## Page excerpt
+ + + + +

That is why we were persuaded and why the Treasury was prepared to give us some additional scope with that initiative, because what Mark and I were proposing, or hoping to do, was to try and start reforming public services in Northern Ireland, which have not been reformed. The changes and reforms that have happened in public services in England, limited though they may be, have not been replicated in the regions and that is a huge problem. Instead of people in Scotland and Northern Ireland approaching this issue defensively, saying, "We must cling on to the amount of public expenditure we have at the moment", they would be better served if they approached this issue saying, "We need to use the money better and we will find that we can get by on less". That is important.

I regret to say that, since Mark and I negotiated that nearly nine years ago, nothing has happened. The direct rule Administration that took over after 2002 did nothing about it and the new devolved Administration in Northern Ireland are also doing their best to avoid facing up to the realities which will, inevitably, force their way through.

The fourth extra way in which you can get money is through new projects which generate Barnett consequentials. We give examples of those in paragraph 44 and a couple of them have been mentioned-the Forth road bridge in Scotland, Crossrail and the Olympics. We are not trying to take the power away from the Treasury, but endeavouring to put in position a more transparent process.

+ + + + +

## Brief
Reproduce the testimony above on public spending in Northern Ireland word for word, in full.

## Dataset rows

+ + + + +

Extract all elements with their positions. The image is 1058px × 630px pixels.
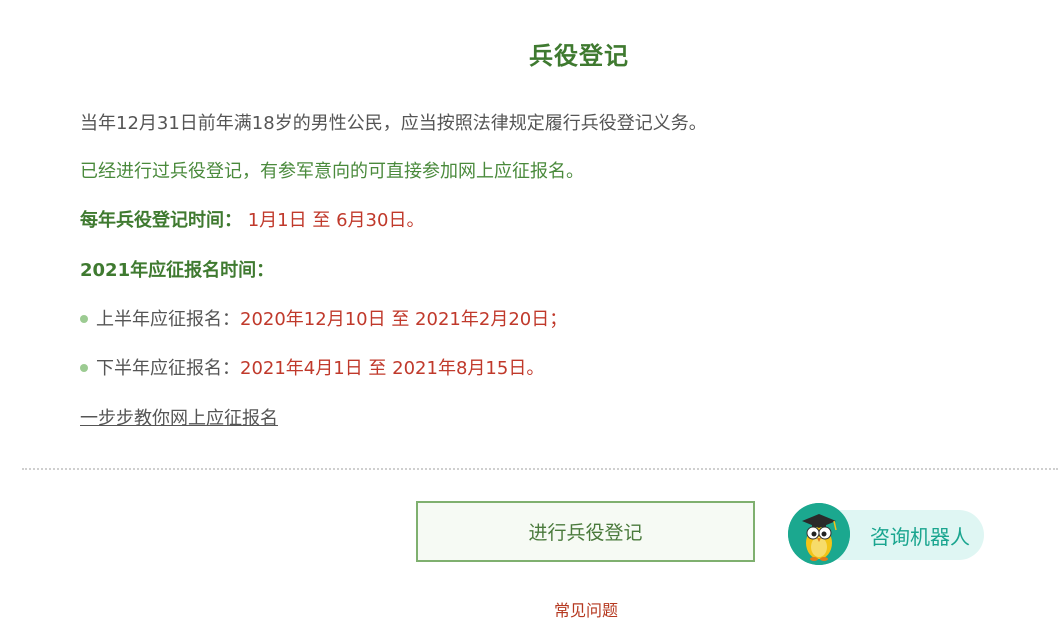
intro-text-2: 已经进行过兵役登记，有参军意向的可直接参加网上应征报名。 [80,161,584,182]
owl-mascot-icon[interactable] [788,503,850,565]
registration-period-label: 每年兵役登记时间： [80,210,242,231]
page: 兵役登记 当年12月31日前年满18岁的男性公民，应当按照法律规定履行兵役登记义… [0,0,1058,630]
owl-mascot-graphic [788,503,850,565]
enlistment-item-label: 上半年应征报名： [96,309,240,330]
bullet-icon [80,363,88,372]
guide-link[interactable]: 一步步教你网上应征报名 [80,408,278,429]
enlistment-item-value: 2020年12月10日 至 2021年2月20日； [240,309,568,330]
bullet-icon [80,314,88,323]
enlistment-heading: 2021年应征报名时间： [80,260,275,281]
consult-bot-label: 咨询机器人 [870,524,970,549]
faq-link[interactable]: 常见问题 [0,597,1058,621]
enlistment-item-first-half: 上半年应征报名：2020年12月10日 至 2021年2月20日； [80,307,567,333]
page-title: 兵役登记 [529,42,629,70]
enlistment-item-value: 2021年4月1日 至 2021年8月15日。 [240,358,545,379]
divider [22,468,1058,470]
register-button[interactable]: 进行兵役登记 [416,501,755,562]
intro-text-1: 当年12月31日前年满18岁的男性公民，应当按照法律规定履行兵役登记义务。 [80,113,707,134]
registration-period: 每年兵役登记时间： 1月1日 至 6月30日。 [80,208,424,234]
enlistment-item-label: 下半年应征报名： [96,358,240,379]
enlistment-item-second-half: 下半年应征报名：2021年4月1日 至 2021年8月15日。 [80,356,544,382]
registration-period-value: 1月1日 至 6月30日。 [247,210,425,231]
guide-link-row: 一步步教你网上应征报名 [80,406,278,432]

+ + + + +

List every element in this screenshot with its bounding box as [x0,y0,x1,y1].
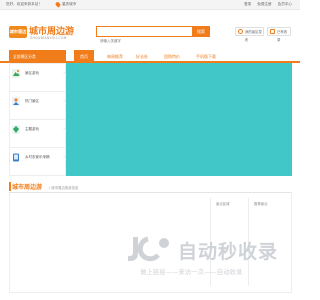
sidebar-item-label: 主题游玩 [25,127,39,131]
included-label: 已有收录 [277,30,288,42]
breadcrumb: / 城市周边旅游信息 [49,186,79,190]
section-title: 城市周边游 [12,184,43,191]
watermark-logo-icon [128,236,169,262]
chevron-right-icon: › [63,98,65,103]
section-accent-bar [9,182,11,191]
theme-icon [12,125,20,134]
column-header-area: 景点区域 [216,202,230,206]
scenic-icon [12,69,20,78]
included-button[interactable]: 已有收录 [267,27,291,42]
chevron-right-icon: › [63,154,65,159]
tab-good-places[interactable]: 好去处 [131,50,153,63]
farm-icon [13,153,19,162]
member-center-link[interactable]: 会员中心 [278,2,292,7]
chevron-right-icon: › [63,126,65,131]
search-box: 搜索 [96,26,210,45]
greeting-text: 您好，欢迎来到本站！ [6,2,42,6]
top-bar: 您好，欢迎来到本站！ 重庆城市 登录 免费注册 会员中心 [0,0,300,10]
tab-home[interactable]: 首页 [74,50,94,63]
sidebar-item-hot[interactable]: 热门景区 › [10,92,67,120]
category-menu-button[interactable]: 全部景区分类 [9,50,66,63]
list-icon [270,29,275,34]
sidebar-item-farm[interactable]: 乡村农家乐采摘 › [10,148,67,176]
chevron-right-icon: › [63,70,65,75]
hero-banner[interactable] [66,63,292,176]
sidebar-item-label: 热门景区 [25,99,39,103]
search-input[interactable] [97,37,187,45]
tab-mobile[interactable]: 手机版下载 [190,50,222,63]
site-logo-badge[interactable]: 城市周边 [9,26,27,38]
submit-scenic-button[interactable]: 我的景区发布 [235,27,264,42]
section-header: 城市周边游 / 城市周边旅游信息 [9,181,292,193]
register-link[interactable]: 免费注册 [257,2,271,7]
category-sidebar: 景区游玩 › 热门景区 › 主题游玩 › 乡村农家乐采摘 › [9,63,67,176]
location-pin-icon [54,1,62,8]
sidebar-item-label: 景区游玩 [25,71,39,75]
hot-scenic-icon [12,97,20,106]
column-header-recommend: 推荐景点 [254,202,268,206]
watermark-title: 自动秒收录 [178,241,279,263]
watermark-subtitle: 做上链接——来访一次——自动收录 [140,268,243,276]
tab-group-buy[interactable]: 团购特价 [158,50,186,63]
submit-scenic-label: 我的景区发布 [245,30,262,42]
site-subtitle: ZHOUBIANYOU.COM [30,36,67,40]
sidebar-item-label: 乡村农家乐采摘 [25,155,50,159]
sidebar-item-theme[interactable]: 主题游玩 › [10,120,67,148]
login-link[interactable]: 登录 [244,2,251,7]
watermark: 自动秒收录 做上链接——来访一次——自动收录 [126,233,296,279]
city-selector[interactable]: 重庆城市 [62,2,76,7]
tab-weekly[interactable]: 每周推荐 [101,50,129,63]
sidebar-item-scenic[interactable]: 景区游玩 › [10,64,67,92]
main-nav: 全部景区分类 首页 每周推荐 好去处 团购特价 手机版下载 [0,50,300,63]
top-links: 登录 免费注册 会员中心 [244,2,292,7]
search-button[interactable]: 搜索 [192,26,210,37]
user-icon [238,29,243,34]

+ + + + +

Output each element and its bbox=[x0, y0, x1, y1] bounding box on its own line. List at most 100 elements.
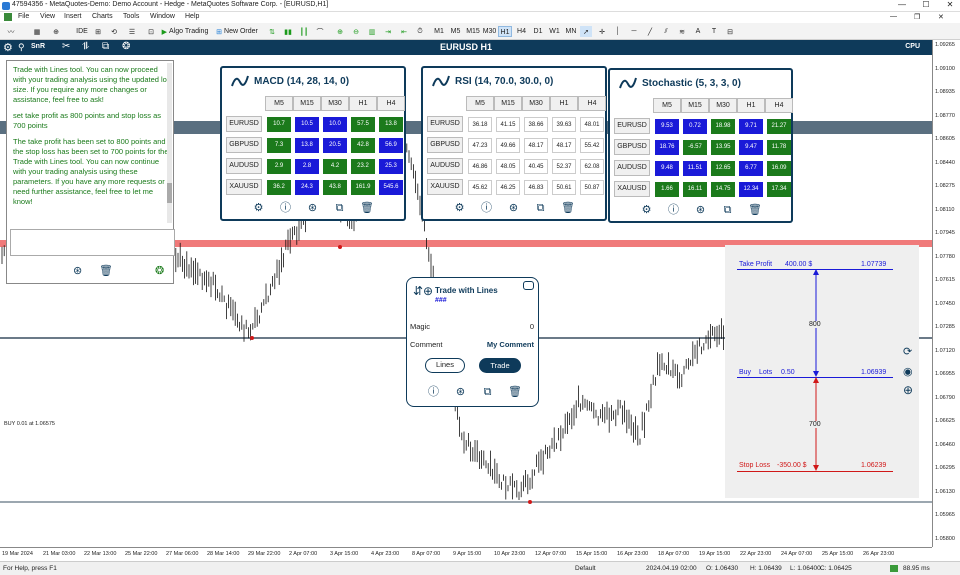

+ + + + +

## The answer
That is why we were persuaded and why the Treasury was prepared to give us some additional scope with that initiative, because what Mark and I were proposing, or hoping to do, was to try and start reforming public services in Northern Ireland, which have not been reformed. The changes and reforms that have happened in public services in England, limited though they may be, have not been replicated in the regions and that is a huge problem. Instead of people in Scotland and Northern Ireland approaching this issue defensively, saying, "We must cling on to the amount of public expenditure we have at the moment", they would be better served if they approached this issue saying, "We need to use the money better and we will find that we can get by on less". That is important.

I regret to say that, since Mark and I negotiated that nearly nine years ago, nothing has happened. The direct rule Administration that took over after 2002 did nothing about it and the new devolved Administration in Northern Ireland are also doing their best to avoid facing up to the realities which will, inevitably, force their way through.

The fourth extra way in which you can get money is through new projects which generate Barnett consequentials. We give examples of those in paragraph 44 and a couple of them have been mentioned-the Forth road bridge in Scotland, Crossrail and the Olympics. We are not trying to take the power away from the Treasury, but endeavouring to put in position a more transparent process.